> [THE PROBLEM] Reproduce every line of the material below, but drop the pictures.

> [GIVEN INFORMATION]
* begin *

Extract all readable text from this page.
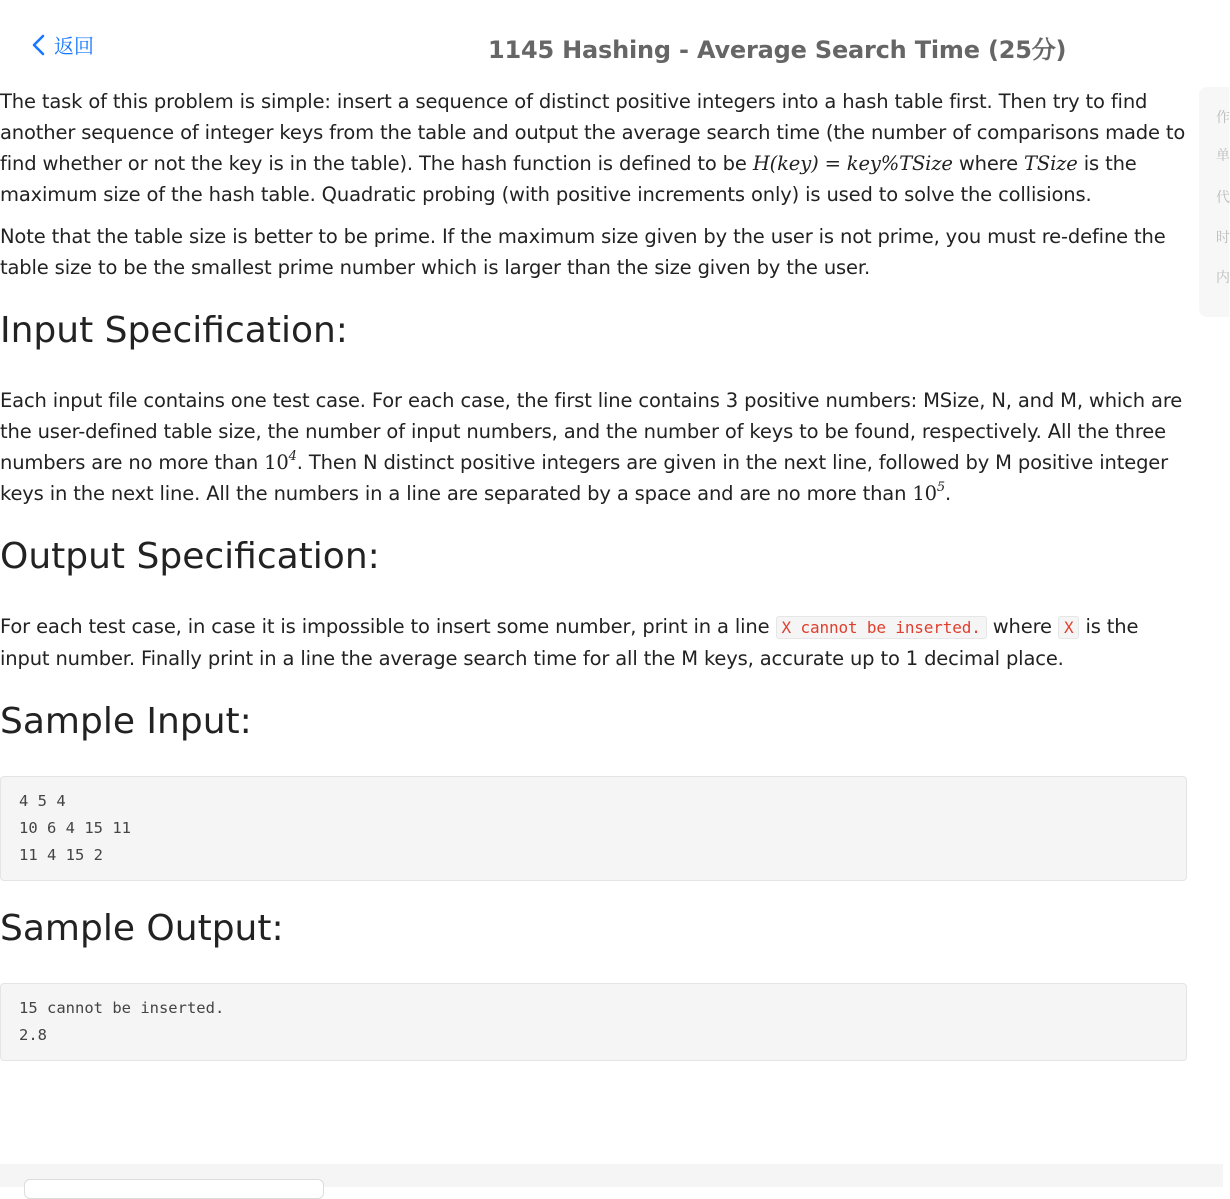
返回	1145 Hashing - Average Search Time (25分)
作
单
代
时
内

The task of this problem is simple: insert a sequence of distinct positive integers into a hash table first. Then try to find another sequence of integer keys from the table and output the average search time (the number of comparisons made to find whether or not the key is in the table). The hash function is defined to be H(key) = key%TSize where TSize is the maximum size of the hash table. Quadratic probing (with positive increments only) is used to solve the collisions.

Note that the table size is better to be prime. If the maximum size given by the user is not prime, you must re-define the table size to be the smallest prime number which is larger than the size given by the user.

Input Specification:

Each input file contains one test case. For each case, the first line contains 3 positive numbers: MSize, N, and M, which are the user-defined table size, the number of input numbers, and the number of keys to be found, respectively. All the three numbers are no more than $10^4$. Then N distinct positive integers are given in the next line, followed by M positive integer keys in the next line. All the numbers in a line are separated by a space and are no more than $10^5$.

Output Specification:

For each test case, in case it is impossible to insert some number, print in a line X cannot be inserted. where X is the input number. Finally print in a line the average search time for all the M keys, accurate up to 1 decimal place.

Sample Input:
4 5 4
10 6 4 15 11
11 4 15 2
Sample Output:
15 cannot be inserted.
2.8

* end *

> [ANSWER TO THIS PROBLEM]
Extract all readable text from this page.
返回	1145 Hashing - Average Search Time (25分)
作
单
代
时
内

The task of this problem is simple: insert a sequence of distinct positive integers into a hash table first. Then try to find another sequence of integer keys from the table and output the average search time (the number of comparisons made to find whether or not the key is in the table). The hash function is defined to be H(key) = key%TSize where TSize is the maximum size of the hash table. Quadratic probing (with positive increments only) is used to solve the collisions.

Note that the table size is better to be prime. If the maximum size given by the user is not prime, you must re-define the table size to be the smallest prime number which is larger than the size given by the user.

Input Specification:

Each input file contains one test case. For each case, the first line contains 3 positive numbers: MSize, N, and M, which are the user-defined table size, the number of input numbers, and the number of keys to be found, respectively. All the three numbers are no more than $10^4$. Then N distinct positive integers are given in the next line, followed by M positive integer keys in the next line. All the numbers in a line are separated by a space and are no more than $10^5$.

Output Specification:

For each test case, in case it is impossible to insert some number, print in a line X cannot be inserted. where X is the input number. Finally print in a line the average search time for all the M keys, accurate up to 1 decimal place.

Sample Input:
4 5 4
10 6 4 15 11
11 4 15 2
Sample Output:
15 cannot be inserted.
2.8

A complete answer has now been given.